Below are some records. Copy every line in them that holds "売上高当期純利益率".
━━━━━ Supplied material
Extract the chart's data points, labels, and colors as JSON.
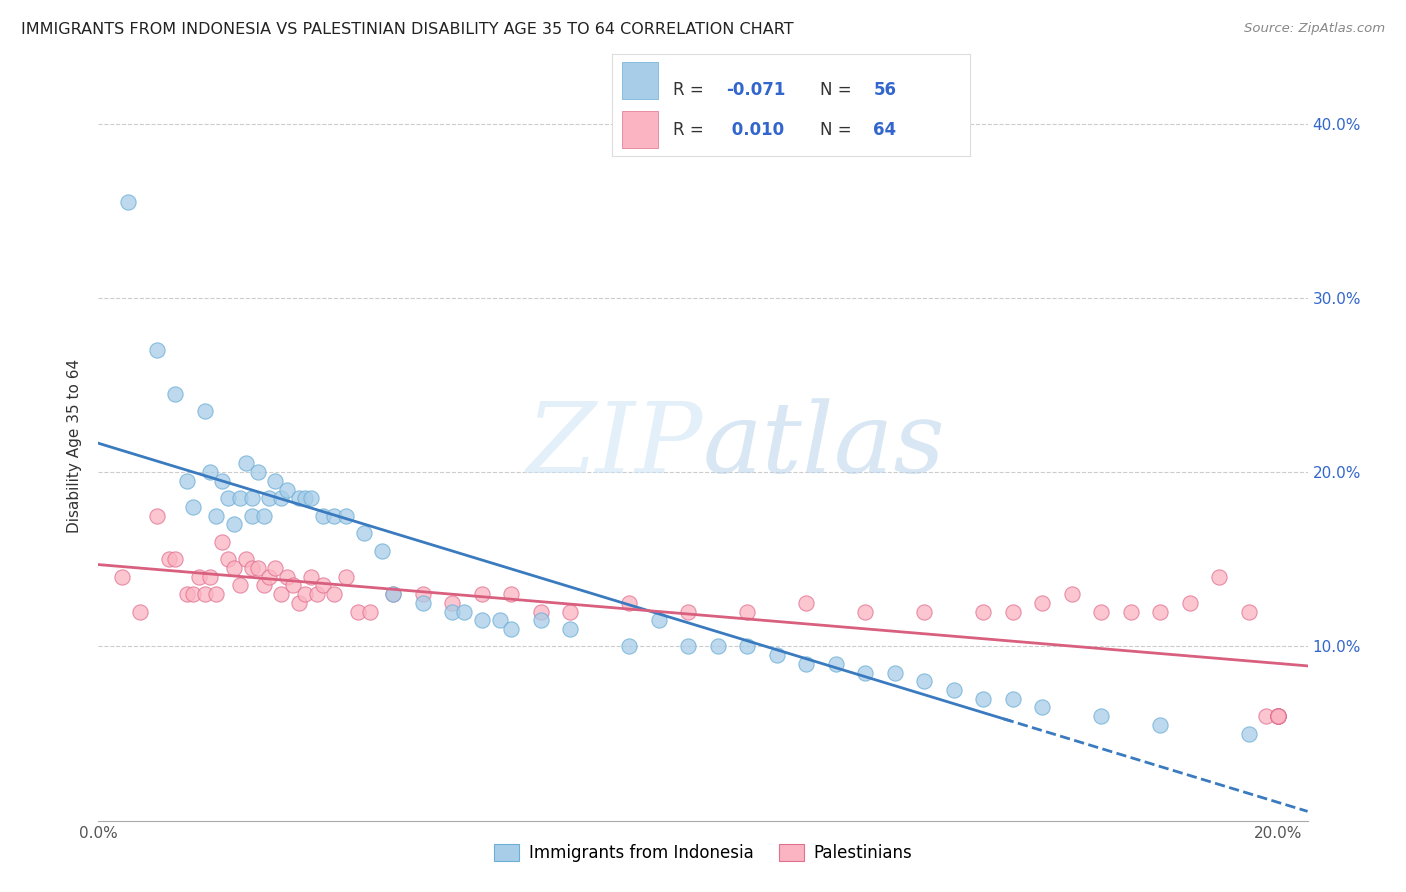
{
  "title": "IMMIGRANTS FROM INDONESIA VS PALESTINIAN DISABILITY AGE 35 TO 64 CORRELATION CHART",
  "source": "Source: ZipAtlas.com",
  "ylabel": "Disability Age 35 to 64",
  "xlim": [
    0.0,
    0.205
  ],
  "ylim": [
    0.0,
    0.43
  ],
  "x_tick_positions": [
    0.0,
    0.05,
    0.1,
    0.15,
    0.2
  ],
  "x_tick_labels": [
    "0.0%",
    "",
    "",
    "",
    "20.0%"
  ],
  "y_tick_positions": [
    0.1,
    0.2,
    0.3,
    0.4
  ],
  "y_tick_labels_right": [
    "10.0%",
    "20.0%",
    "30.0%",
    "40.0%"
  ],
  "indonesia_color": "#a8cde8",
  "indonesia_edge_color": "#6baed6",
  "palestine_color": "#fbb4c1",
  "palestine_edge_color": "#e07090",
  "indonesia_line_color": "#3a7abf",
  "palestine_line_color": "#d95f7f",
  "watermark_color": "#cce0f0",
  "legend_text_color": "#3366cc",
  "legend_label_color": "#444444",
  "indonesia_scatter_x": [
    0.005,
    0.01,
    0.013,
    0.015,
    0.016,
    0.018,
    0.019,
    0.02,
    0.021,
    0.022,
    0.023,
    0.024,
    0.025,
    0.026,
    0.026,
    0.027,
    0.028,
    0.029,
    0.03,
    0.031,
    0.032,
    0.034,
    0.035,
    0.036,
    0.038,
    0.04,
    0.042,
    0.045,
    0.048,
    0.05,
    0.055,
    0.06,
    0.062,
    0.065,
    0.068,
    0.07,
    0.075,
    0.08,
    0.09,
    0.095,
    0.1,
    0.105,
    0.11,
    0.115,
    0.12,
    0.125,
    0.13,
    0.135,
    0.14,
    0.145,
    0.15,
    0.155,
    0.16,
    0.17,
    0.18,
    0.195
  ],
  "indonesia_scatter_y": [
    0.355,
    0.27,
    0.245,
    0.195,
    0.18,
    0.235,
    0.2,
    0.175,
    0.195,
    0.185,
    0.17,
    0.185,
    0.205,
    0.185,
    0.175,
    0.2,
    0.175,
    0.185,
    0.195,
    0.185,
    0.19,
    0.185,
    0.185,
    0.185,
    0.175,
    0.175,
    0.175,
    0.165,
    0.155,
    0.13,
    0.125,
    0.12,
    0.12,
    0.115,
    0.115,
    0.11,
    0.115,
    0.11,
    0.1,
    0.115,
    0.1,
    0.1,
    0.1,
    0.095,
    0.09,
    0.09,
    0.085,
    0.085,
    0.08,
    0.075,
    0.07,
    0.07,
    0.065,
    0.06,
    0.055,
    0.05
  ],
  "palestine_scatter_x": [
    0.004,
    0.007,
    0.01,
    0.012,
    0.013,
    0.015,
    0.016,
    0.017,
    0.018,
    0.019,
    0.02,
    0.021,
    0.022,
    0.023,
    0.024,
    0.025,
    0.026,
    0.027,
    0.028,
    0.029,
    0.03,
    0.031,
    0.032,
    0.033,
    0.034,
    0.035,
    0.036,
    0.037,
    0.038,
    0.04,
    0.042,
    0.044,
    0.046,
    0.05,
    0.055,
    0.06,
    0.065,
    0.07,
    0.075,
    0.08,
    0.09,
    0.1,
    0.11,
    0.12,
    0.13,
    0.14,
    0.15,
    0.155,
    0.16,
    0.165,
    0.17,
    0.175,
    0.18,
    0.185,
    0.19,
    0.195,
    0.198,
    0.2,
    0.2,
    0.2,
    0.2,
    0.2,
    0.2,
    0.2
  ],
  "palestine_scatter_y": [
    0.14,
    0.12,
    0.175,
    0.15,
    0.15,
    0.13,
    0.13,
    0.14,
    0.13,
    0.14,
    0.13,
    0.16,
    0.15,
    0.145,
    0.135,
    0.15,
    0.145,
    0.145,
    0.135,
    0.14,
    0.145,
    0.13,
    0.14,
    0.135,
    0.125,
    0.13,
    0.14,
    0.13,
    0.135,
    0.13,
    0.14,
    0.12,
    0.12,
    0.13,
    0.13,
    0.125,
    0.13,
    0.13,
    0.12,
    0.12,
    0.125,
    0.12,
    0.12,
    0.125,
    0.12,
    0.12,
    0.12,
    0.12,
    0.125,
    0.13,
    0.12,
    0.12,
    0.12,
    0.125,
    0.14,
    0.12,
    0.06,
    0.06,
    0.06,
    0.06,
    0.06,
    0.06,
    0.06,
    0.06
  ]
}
━━━━━━━━━━
━━━━━ Supplied material
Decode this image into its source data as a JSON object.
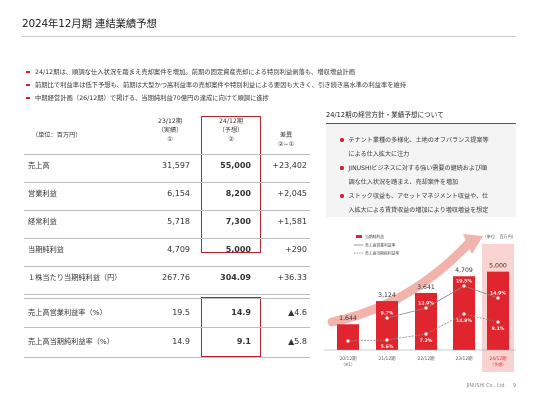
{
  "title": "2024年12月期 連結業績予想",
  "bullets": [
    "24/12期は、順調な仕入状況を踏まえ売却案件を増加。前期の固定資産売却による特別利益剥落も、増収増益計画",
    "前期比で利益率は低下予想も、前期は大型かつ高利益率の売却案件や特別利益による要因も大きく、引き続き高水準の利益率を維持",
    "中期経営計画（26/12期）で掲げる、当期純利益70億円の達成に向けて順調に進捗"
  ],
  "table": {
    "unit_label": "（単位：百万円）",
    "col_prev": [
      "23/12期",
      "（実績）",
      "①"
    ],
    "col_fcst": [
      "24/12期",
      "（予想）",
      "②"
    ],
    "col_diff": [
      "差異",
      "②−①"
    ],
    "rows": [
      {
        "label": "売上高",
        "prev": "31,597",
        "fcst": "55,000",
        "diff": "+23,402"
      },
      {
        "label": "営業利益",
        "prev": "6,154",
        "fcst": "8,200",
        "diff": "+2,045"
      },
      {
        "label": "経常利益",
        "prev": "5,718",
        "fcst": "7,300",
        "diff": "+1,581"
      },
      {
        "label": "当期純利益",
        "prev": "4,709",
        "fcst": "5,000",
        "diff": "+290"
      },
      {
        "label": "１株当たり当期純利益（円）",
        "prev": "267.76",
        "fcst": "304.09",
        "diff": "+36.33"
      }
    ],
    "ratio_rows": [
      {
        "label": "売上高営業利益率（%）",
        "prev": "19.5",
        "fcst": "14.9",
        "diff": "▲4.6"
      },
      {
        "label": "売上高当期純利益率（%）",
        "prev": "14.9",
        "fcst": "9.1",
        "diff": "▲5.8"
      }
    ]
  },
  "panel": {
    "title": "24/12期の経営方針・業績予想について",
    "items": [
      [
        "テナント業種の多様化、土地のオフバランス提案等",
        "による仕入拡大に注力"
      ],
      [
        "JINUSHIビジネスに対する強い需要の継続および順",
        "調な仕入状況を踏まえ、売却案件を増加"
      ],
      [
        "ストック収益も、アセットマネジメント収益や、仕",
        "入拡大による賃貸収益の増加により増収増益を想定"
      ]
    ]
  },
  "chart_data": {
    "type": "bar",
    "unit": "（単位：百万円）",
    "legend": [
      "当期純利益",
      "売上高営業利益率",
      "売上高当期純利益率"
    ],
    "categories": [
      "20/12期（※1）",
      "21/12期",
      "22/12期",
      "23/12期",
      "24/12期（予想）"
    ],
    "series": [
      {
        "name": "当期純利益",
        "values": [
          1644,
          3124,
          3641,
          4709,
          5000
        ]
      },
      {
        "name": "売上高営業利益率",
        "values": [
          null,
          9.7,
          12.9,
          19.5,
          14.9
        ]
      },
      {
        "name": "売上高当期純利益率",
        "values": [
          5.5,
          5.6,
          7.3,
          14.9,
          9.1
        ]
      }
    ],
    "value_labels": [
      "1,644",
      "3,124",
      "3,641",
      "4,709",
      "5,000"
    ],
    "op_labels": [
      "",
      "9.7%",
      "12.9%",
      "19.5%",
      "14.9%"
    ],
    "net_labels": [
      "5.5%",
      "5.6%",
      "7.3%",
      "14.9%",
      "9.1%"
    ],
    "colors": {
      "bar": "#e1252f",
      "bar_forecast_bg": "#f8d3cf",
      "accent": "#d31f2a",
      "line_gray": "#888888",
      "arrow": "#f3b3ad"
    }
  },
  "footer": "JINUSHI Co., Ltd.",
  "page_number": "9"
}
━━━━━━━━━━
■ Answer to this exercise:
        "label": "売上高当期純利益率（%）",
      "売上高当期純利益率"
        "name": "売上高当期純利益率",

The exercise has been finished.